• _Data for this task_
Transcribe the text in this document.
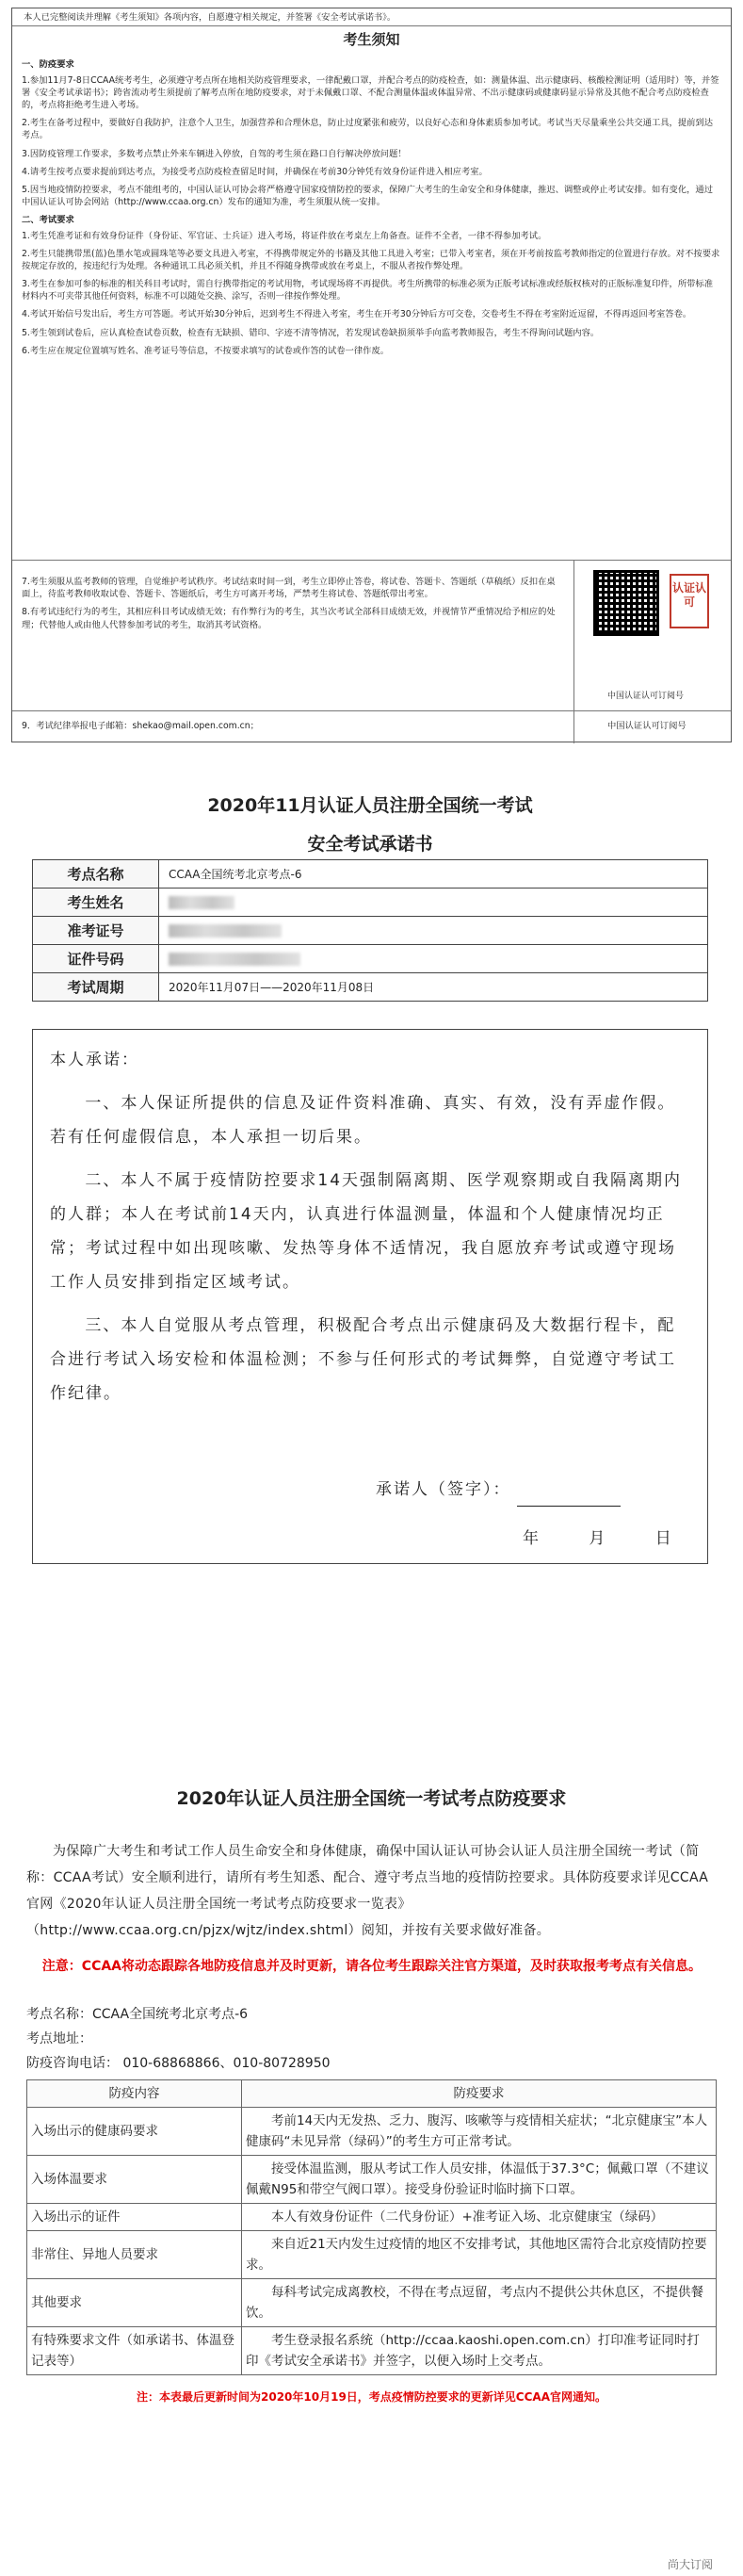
本人已完整阅读并理解《考生须知》各项内容，自愿遵守相关规定，并签署《安全考试承诺书》。
考生须知
一、防疫要求

1.参加11月7-8日CCAA统考考生，必须遵守考点所在地相关防疫管理要求，一律配戴口罩，并配合考点的防疫检查，如：测量体温、出示健康码、核酸检测证明（适用时）等，并签署《安全考试承诺书》；跨省流动考生须提前了解考点所在地防疫要求，对于未佩戴口罩、不配合测量体温或体温异常、不出示健康码或健康码显示异常及其他不配合考点防疫检查的，考点将拒绝考生进入考场。

2.考生在备考过程中，要做好自我防护，注意个人卫生，加强营养和合理休息，防止过度紧张和疲劳，以良好心态和身体素质参加考试。考试当天尽量乘坐公共交通工具，提前到达考点。

3.因防疫管理工作要求，多数考点禁止外来车辆进入停放，自驾的考生须在路口自行解决停放问题！

4.请考生按考点要求提前到达考点，为接受考点防疫检查留足时间，并确保在考前30分钟凭有效身份证件进入相应考室。

5.因当地疫情防控要求，考点不能组考的，中国认证认可协会将严格遵守国家疫情防控的要求，保障广大考生的生命安全和身体健康，推迟、调整或停止考试安排。如有变化，通过中国认证认可协会网站（http://www.ccaa.org.cn）发布的通知为准，考生须服从统一安排。

二、考试要求

1.考生凭准考证和有效身份证件（身份证、军官证、士兵证）进入考场，将证件放在考桌左上角备查。证件不全者，一律不得参加考试。

2.考生只能携带黑(蓝)色墨水笔或圆珠笔等必要文具进入考室，不得携带规定外的书籍及其他工具进入考室；已带入考室者，须在开考前按监考教师指定的位置进行存放。对不按要求按规定存放的，按违纪行为处理。各种通讯工具必须关机，并且不得随身携带或放在考桌上，不服从者按作弊处理。

3.考生在参加可参的标准的相关科目考试时，需自行携带指定的考试用物，考试现场将不再提供。考生所携带的标准必须为正版考试标准或经版权核对的正版标准复印件，所带标准材料内不可夹带其他任何资料，标准不可以随处交换、涂写，否则一律按作弊处理。

4.考试开始信号发出后，考生方可答题。考试开始30分钟后，迟到考生不得进入考室，考生在开考30分钟后方可交卷，交卷考生不得在考室附近逗留，不得再返回考室答卷。

5.考生领到试卷后，应认真检查试卷页数，检查有无缺损、错印、字迹不清等情况，若发现试卷缺损须举手向监考教师报告，考生不得询问试题内容。

6.考生应在规定位置填写姓名、准考证号等信息，不按要求填写的试卷或作答的试卷一律作废。

7.考生须服从监考教师的管理，自觉维护考试秩序。考试结束时间一到，考生立即停止答卷，将试卷、答题卡、答题纸（草稿纸）反扣在桌面上，待监考教师收取试卷、答题卡、答题纸后，考生方可离开考场，严禁考生将试卷、答题纸带出考室。

8.有考试违纪行为的考生，其相应科目考试成绩无效；有作弊行为的考生，其当次考试全部科目成绩无效，并视情节严重情况给予相应的处理；代替他人或由他人代替参加考试的考生，取消其考试资格。

认证认可
中国认证认可订阅号
9．考试纪律举报电子邮箱：shekao@mail.open.com.cn；	中国认证认可订阅号
2020年11月认证人员注册全国统一考试
安全考试承诺书
考点名称	CCAA全国统考北京考点-6
考生姓名	
准考证号	
证件号码	
考试周期	2020年11月07日——2020年11月08日

本人承诺：

一、本人保证所提供的信息及证件资料准确、真实、有效，没有弄虚作假。若有任何虚假信息，本人承担一切后果。

二、本人不属于疫情防控要求14天强制隔离期、医学观察期或自我隔离期内的人群；本人在考试前14天内，认真进行体温测量，体温和个人健康情况均正常；考试过程中如出现咳嗽、发热等身体不适情况，我自愿放弃考试或遵守现场工作人员安排到指定区域考试。

三、本人自觉服从考点管理，积极配合考点出示健康码及大数据行程卡，配合进行考试入场安检和体温检测；不参与任何形式的考试舞弊，自觉遵守考试工作纪律。

承诺人（签字）：
年 月 日
2020年认证人员注册全国统一考试考点防疫要求

为保障广大考生和考试工作人员生命安全和身体健康，确保中国认证认可协会认证人员注册全国统一考试（简称：CCAA考试）安全顺利进行，请所有考生知悉、配合、遵守考点当地的疫情防控要求。具体防疫要求详见CCAA官网《2020年认证人员注册全国统一考试考点防疫要求一览表》（http://www.ccaa.org.cn/pjzx/wjtz/index.shtml）阅知，并按有关要求做好准备。

注意：CCAA将动态跟踪各地防疫信息并及时更新，请各位考生跟踪关注官方渠道，及时获取报考考点有关信息。

考点名称：CCAA全国统考北京考点-6
考点地址：
防疫咨询电话： 010-68868866、010-80728950
防疫内容	防疫要求
入场出示的健康码要求	考前14天内无发热、乏力、腹泻、咳嗽等与疫情相关症状；“北京健康宝”本人健康码“未见异常（绿码）”的考生方可正常考试。
入场体温要求	接受体温监测，服从考试工作人员安排，体温低于37.3°C；佩戴口罩（不建议佩戴N95和带空气阀口罩）。接受身份验证时临时摘下口罩。
入场出示的证件	本人有效身份证件（二代身份证）+准考证入场、北京健康宝（绿码）
非常住、异地人员要求	来自近21天内发生过疫情的地区不安排考试，其他地区需符合北京疫情防控要求。
其他要求	每科考试完成离教校，不得在考点逗留，考点内不提供公共休息区，不提供餐饮。
有特殊要求文件（如承诺书、体温登记表等）	考生登录报名系统（http://ccaa.kaoshi.open.com.cn）打印准考证同时打印《考试安全承诺书》并签字，以便入场时上交考点。

注：本表最后更新时间为2020年10月19日，考点疫情防控要求的更新详见CCAA官网通知。

尚大订阅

• _Problem description_
Except for the pictures, copy every line of the records above exactly.

• _Final result_
Transcribe the text in this document.
本人已完整阅读并理解《考生须知》各项内容，自愿遵守相关规定，并签署《安全考试承诺书》。
考生须知
一、防疫要求

1.参加11月7-8日CCAA统考考生，必须遵守考点所在地相关防疫管理要求，一律配戴口罩，并配合考点的防疫检查，如：测量体温、出示健康码、核酸检测证明（适用时）等，并签署《安全考试承诺书》；跨省流动考生须提前了解考点所在地防疫要求，对于未佩戴口罩、不配合测量体温或体温异常、不出示健康码或健康码显示异常及其他不配合考点防疫检查的，考点将拒绝考生进入考场。

2.考生在备考过程中，要做好自我防护，注意个人卫生，加强营养和合理休息，防止过度紧张和疲劳，以良好心态和身体素质参加考试。考试当天尽量乘坐公共交通工具，提前到达考点。

3.因防疫管理工作要求，多数考点禁止外来车辆进入停放，自驾的考生须在路口自行解决停放问题！

4.请考生按考点要求提前到达考点，为接受考点防疫检查留足时间，并确保在考前30分钟凭有效身份证件进入相应考室。

5.因当地疫情防控要求，考点不能组考的，中国认证认可协会将严格遵守国家疫情防控的要求，保障广大考生的生命安全和身体健康，推迟、调整或停止考试安排。如有变化，通过中国认证认可协会网站（http://www.ccaa.org.cn）发布的通知为准，考生须服从统一安排。

二、考试要求

1.考生凭准考证和有效身份证件（身份证、军官证、士兵证）进入考场，将证件放在考桌左上角备查。证件不全者，一律不得参加考试。

2.考生只能携带黑(蓝)色墨水笔或圆珠笔等必要文具进入考室，不得携带规定外的书籍及其他工具进入考室；已带入考室者，须在开考前按监考教师指定的位置进行存放。对不按要求按规定存放的，按违纪行为处理。各种通讯工具必须关机，并且不得随身携带或放在考桌上，不服从者按作弊处理。

3.考生在参加可参的标准的相关科目考试时，需自行携带指定的考试用物，考试现场将不再提供。考生所携带的标准必须为正版考试标准或经版权核对的正版标准复印件，所带标准材料内不可夹带其他任何资料，标准不可以随处交换、涂写，否则一律按作弊处理。

4.考试开始信号发出后，考生方可答题。考试开始30分钟后，迟到考生不得进入考室，考生在开考30分钟后方可交卷，交卷考生不得在考室附近逗留，不得再返回考室答卷。

5.考生领到试卷后，应认真检查试卷页数，检查有无缺损、错印、字迹不清等情况，若发现试卷缺损须举手向监考教师报告，考生不得询问试题内容。

6.考生应在规定位置填写姓名、准考证号等信息，不按要求填写的试卷或作答的试卷一律作废。

7.考生须服从监考教师的管理，自觉维护考试秩序。考试结束时间一到，考生立即停止答卷，将试卷、答题卡、答题纸（草稿纸）反扣在桌面上，待监考教师收取试卷、答题卡、答题纸后，考生方可离开考场，严禁考生将试卷、答题纸带出考室。

8.有考试违纪行为的考生，其相应科目考试成绩无效；有作弊行为的考生，其当次考试全部科目成绩无效，并视情节严重情况给予相应的处理；代替他人或由他人代替参加考试的考生，取消其考试资格。

认证认可
中国认证认可订阅号
9．考试纪律举报电子邮箱：shekao@mail.open.com.cn；	中国认证认可订阅号
2020年11月认证人员注册全国统一考试
安全考试承诺书
考点名称	CCAA全国统考北京考点-6
考生姓名	
准考证号	
证件号码	
考试周期	2020年11月07日——2020年11月08日

本人承诺：

一、本人保证所提供的信息及证件资料准确、真实、有效，没有弄虚作假。若有任何虚假信息，本人承担一切后果。

二、本人不属于疫情防控要求14天强制隔离期、医学观察期或自我隔离期内的人群；本人在考试前14天内，认真进行体温测量，体温和个人健康情况均正常；考试过程中如出现咳嗽、发热等身体不适情况，我自愿放弃考试或遵守现场工作人员安排到指定区域考试。

三、本人自觉服从考点管理，积极配合考点出示健康码及大数据行程卡，配合进行考试入场安检和体温检测；不参与任何形式的考试舞弊，自觉遵守考试工作纪律。

承诺人（签字）：
年 月 日
2020年认证人员注册全国统一考试考点防疫要求

为保障广大考生和考试工作人员生命安全和身体健康，确保中国认证认可协会认证人员注册全国统一考试（简称：CCAA考试）安全顺利进行，请所有考生知悉、配合、遵守考点当地的疫情防控要求。具体防疫要求详见CCAA官网《2020年认证人员注册全国统一考试考点防疫要求一览表》（http://www.ccaa.org.cn/pjzx/wjtz/index.shtml）阅知，并按有关要求做好准备。

注意：CCAA将动态跟踪各地防疫信息并及时更新，请各位考生跟踪关注官方渠道，及时获取报考考点有关信息。

考点名称：CCAA全国统考北京考点-6
考点地址：
防疫咨询电话： 010-68868866、010-80728950
防疫内容	防疫要求
入场出示的健康码要求	考前14天内无发热、乏力、腹泻、咳嗽等与疫情相关症状；“北京健康宝”本人健康码“未见异常（绿码）”的考生方可正常考试。
入场体温要求	接受体温监测，服从考试工作人员安排，体温低于37.3°C；佩戴口罩（不建议佩戴N95和带空气阀口罩）。接受身份验证时临时摘下口罩。
入场出示的证件	本人有效身份证件（二代身份证）+准考证入场、北京健康宝（绿码）
非常住、异地人员要求	来自近21天内发生过疫情的地区不安排考试，其他地区需符合北京疫情防控要求。
其他要求	每科考试完成离教校，不得在考点逗留，考点内不提供公共休息区，不提供餐饮。
有特殊要求文件（如承诺书、体温登记表等）	考生登录报名系统（http://ccaa.kaoshi.open.com.cn）打印准考证同时打印《考试安全承诺书》并签字，以便入场时上交考点。

注：本表最后更新时间为2020年10月19日，考点疫情防控要求的更新详见CCAA官网通知。

尚大订阅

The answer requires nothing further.